▶

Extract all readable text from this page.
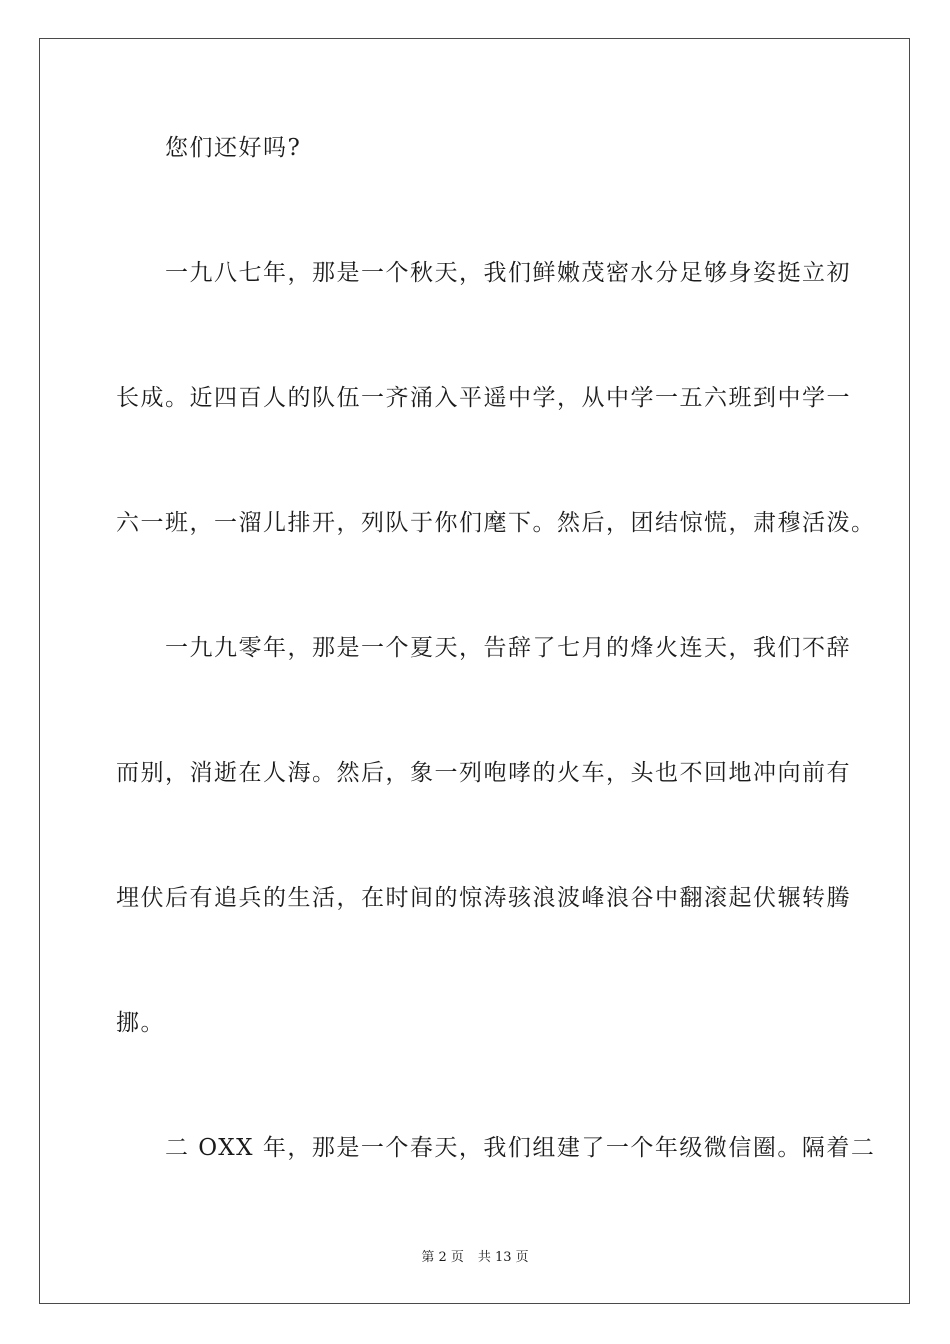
您们还好吗?
一九八七年，那是一个秋天，我们鲜嫩茂密水分足够身姿挺立初
长成。近四百人的队伍一齐涌入平遥中学，从中学一五六班到中学一
六一班，一溜儿排开，列队于你们麾下。然后，团结惊慌，肃穆活泼。
一九九零年，那是一个夏天，告辞了七月的烽火连天，我们不辞
而别，消逝在人海。然后，象一列咆哮的火车，头也不回地冲向前有
埋伏后有追兵的生活，在时间的惊涛骇浪波峰浪谷中翻滚起伏辗转腾
挪。
二 OXX 年，那是一个春天，我们组建了一个年级微信圈。隔着二
第 2 页 共 13 页
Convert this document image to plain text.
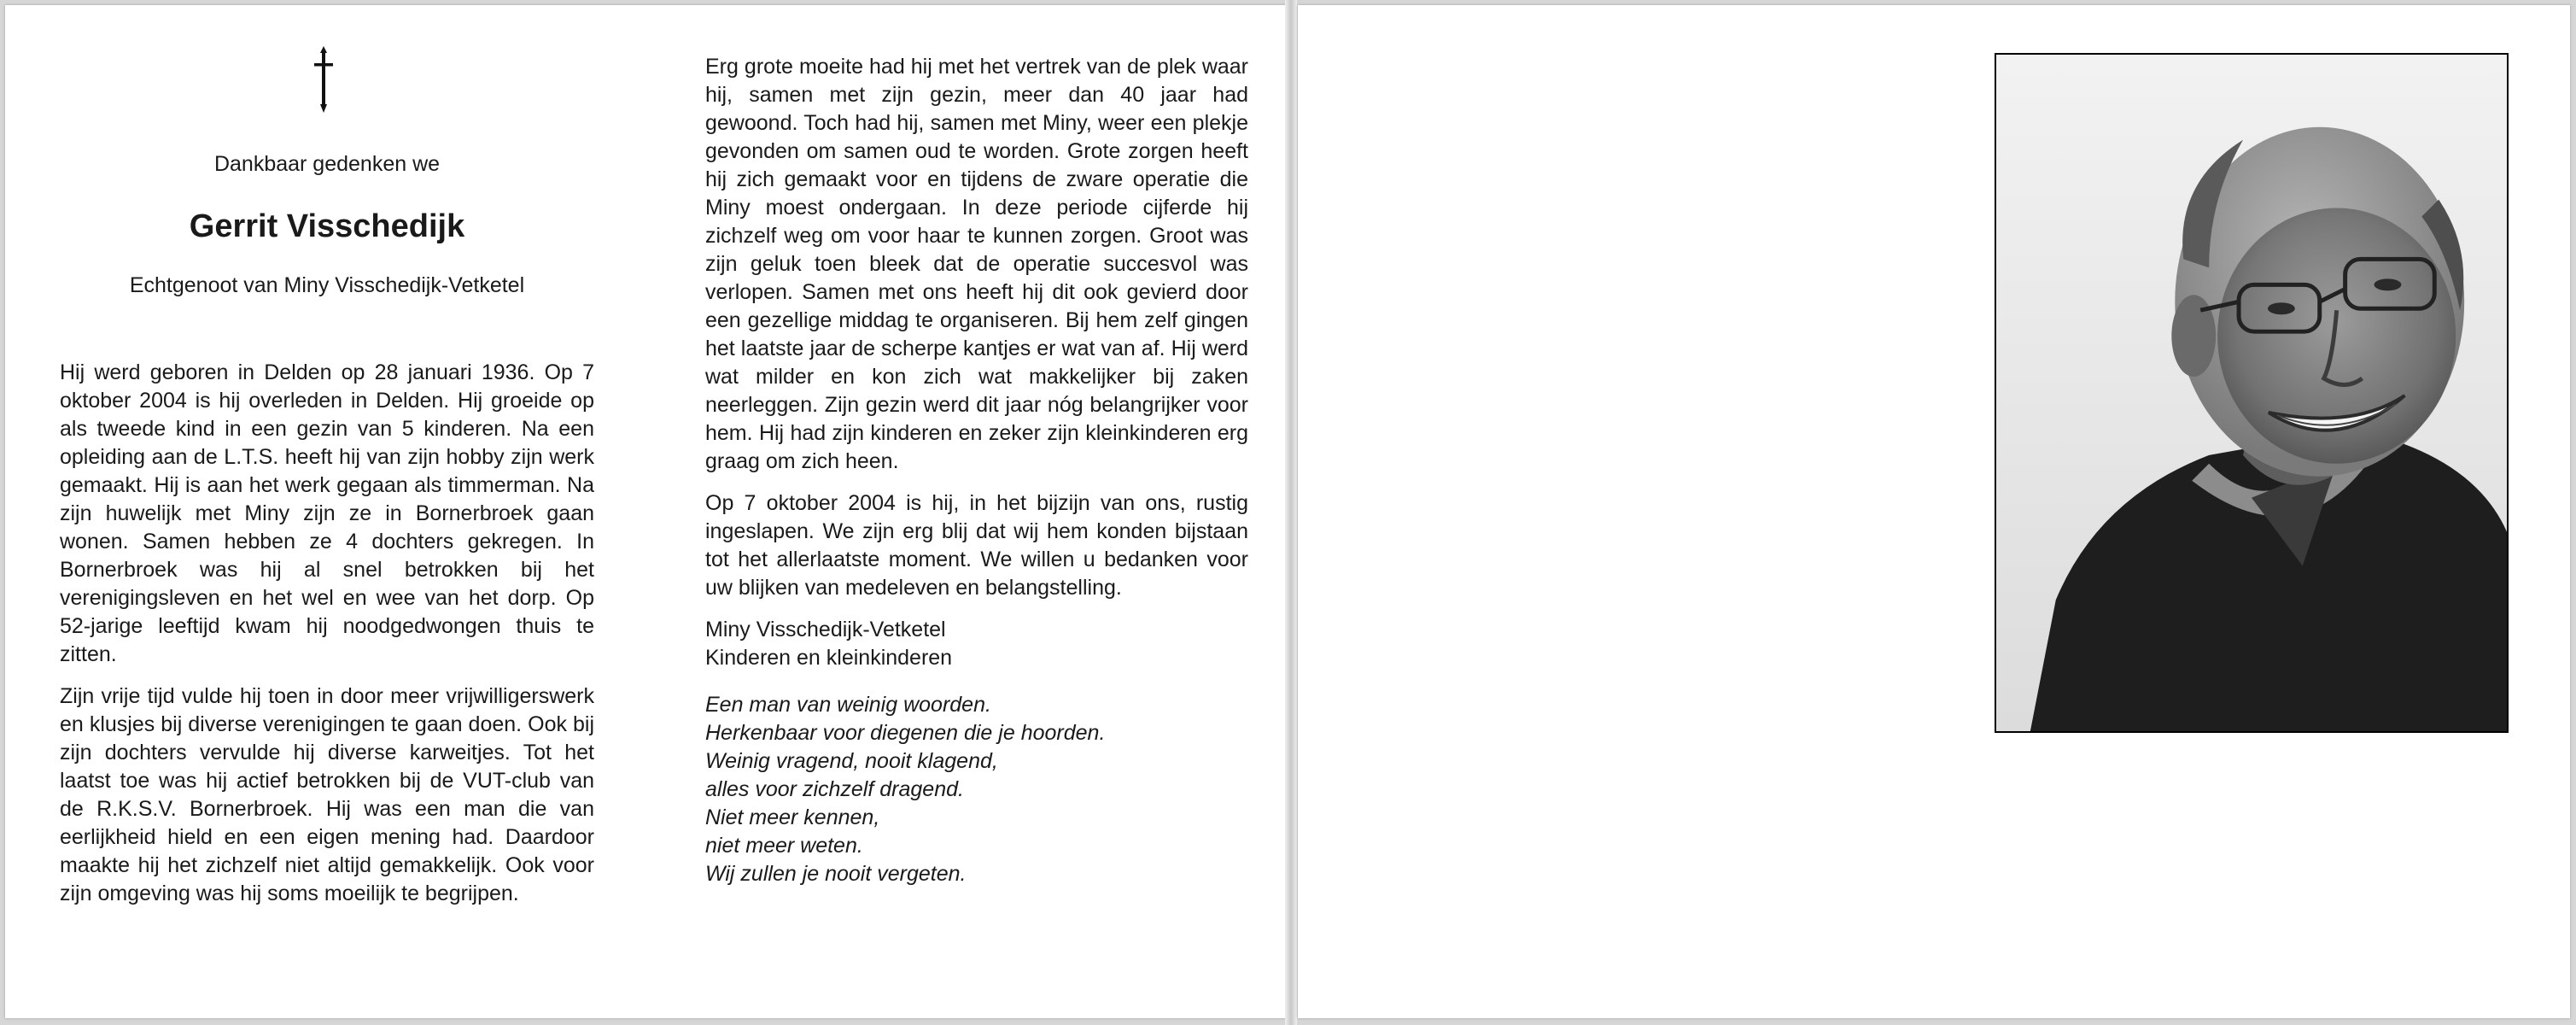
Dankbaar gedenken we
Gerrit Visschedijk
Echtgenoot van Miny Visschedijk-Vetketel

Hij werd geboren in Delden op 28 januari 1936. Op 7 oktober 2004 is hij overleden in Delden. Hij groeide op als tweede kind in een gezin van 5 kinderen. Na een opleiding aan de L.T.S. heeft hij van zijn hobby zijn werk gemaakt. Hij is aan het werk gegaan als timmerman. Na zijn huwelijk met Miny zijn ze in Bornerbroek gaan wonen. Samen hebben ze 4 dochters gekregen. In Bornerbroek was hij al snel betrokken bij het verenigingsleven en het wel en wee van het dorp. Op 52-jarige leeftijd kwam hij noodgedwongen thuis te zitten.

Zijn vrije tijd vulde hij toen in door meer vrijwilligerswerk en klusjes bij diverse verenigingen te gaan doen. Ook bij zijn dochters vervulde hij diverse karweitjes. Tot het laatst toe was hij actief betrokken bij de VUT-club van de R.K.S.V. Bornerbroek. Hij was een man die van eerlijkheid hield en een eigen mening had. Daardoor maakte hij het zichzelf niet altijd gemakkelijk. Ook voor zijn omgeving was hij soms moeilijk te begrijpen.

Erg grote moeite had hij met het vertrek van de plek waar hij, samen met zijn gezin, meer dan 40 jaar had gewoond. Toch had hij, samen met Miny, weer een plekje gevonden om samen oud te worden. Grote zorgen heeft hij zich gemaakt voor en tijdens de zware operatie die Miny moest ondergaan. In deze periode cijferde hij zichzelf weg om voor haar te kunnen zorgen. Groot was zijn geluk toen bleek dat de operatie succesvol was verlopen. Samen met ons heeft hij dit ook gevierd door een gezellige middag te organiseren. Bij hem zelf gingen het laatste jaar de scherpe kantjes er wat van af. Hij werd wat milder en kon zich wat makkelijker bij zaken neerleggen. Zijn gezin werd dit jaar nóg belangrijker voor hem. Hij had zijn kinderen en zeker zijn kleinkinderen erg graag om zich heen.

Op 7 oktober 2004 is hij, in het bijzijn van ons, rustig ingeslapen. We zijn erg blij dat wij hem konden bijstaan tot het allerlaatste moment. We willen u bedanken voor uw blijken van medeleven en belangstelling.

Miny Visschedijk-Vetketel

Kinderen en kleinkinderen

Een man van weinig woorden.

Herkenbaar voor diegenen die je hoorden.

Weinig vragend, nooit klagend,

alles voor zichzelf dragend.

Niet meer kennen,

niet meer weten.

Wij zullen je nooit vergeten.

◀

THE PROBLEM >> Set down every entry word for word, but omit the pictures.

EXERCISE ANSWER >>
Extract all readable text from this page.
您们还好吗?
一九八七年，那是一个秋天，我们鲜嫩茂密水分足够身姿挺立初
长成。近四百人的队伍一齐涌入平遥中学，从中学一五六班到中学一
六一班，一溜儿排开，列队于你们麾下。然后，团结惊慌，肃穆活泼。
一九九零年，那是一个夏天，告辞了七月的烽火连天，我们不辞
而别，消逝在人海。然后，象一列咆哮的火车，头也不回地冲向前有
埋伏后有追兵的生活，在时间的惊涛骇浪波峰浪谷中翻滚起伏辗转腾
挪。
二 OXX 年，那是一个春天，我们组建了一个年级微信圈。隔着二
第 2 页 共 13 页
Convert this document image to plain text.
Dankbaar gedenken we
Gerrit Visschedijk
Echtgenoot van Miny Visschedijk-Vetketel

Hij werd geboren in Delden op 28 januari 1936. Op 7 oktober 2004 is hij overleden in Delden. Hij groeide op als tweede kind in een gezin van 5 kinderen. Na een opleiding aan de L.T.S. heeft hij van zijn hobby zijn werk gemaakt. Hij is aan het werk gegaan als timmerman. Na zijn huwelijk met Miny zijn ze in Bornerbroek gaan wonen. Samen hebben ze 4 dochters gekregen. In Bornerbroek was hij al snel betrokken bij het verenigingsleven en het wel en wee van het dorp. Op 52-jarige leeftijd kwam hij noodgedwongen thuis te zitten.

Zijn vrije tijd vulde hij toen in door meer vrijwilligerswerk en klusjes bij diverse verenigingen te gaan doen. Ook bij zijn dochters vervulde hij diverse karweitjes. Tot het laatst toe was hij actief betrokken bij de VUT-club van de R.K.S.V. Bornerbroek. Hij was een man die van eerlijkheid hield en een eigen mening had. Daardoor maakte hij het zichzelf niet altijd gemakkelijk. Ook voor zijn omgeving was hij soms moeilijk te begrijpen.

Erg grote moeite had hij met het vertrek van de plek waar hij, samen met zijn gezin, meer dan 40 jaar had gewoond. Toch had hij, samen met Miny, weer een plekje gevonden om samen oud te worden. Grote zorgen heeft hij zich gemaakt voor en tijdens de zware operatie die Miny moest ondergaan. In deze periode cijferde hij zichzelf weg om voor haar te kunnen zorgen. Groot was zijn geluk toen bleek dat de operatie succesvol was verlopen. Samen met ons heeft hij dit ook gevierd door een gezellige middag te organiseren. Bij hem zelf gingen het laatste jaar de scherpe kantjes er wat van af. Hij werd wat milder en kon zich wat makkelijker bij zaken neerleggen. Zijn gezin werd dit jaar nóg belangrijker voor hem. Hij had zijn kinderen en zeker zijn kleinkinderen erg graag om zich heen.

Op 7 oktober 2004 is hij, in het bijzijn van ons, rustig ingeslapen. We zijn erg blij dat wij hem konden bijstaan tot het allerlaatste moment. We willen u bedanken voor uw blijken van medeleven en belangstelling.

Miny Visschedijk-Vetketel

Kinderen en kleinkinderen

Een man van weinig woorden.

Herkenbaar voor diegenen die je hoorden.

Weinig vragend, nooit klagend,

alles voor zichzelf dragend.

Niet meer kennen,

niet meer weten.

Wij zullen je nooit vergeten.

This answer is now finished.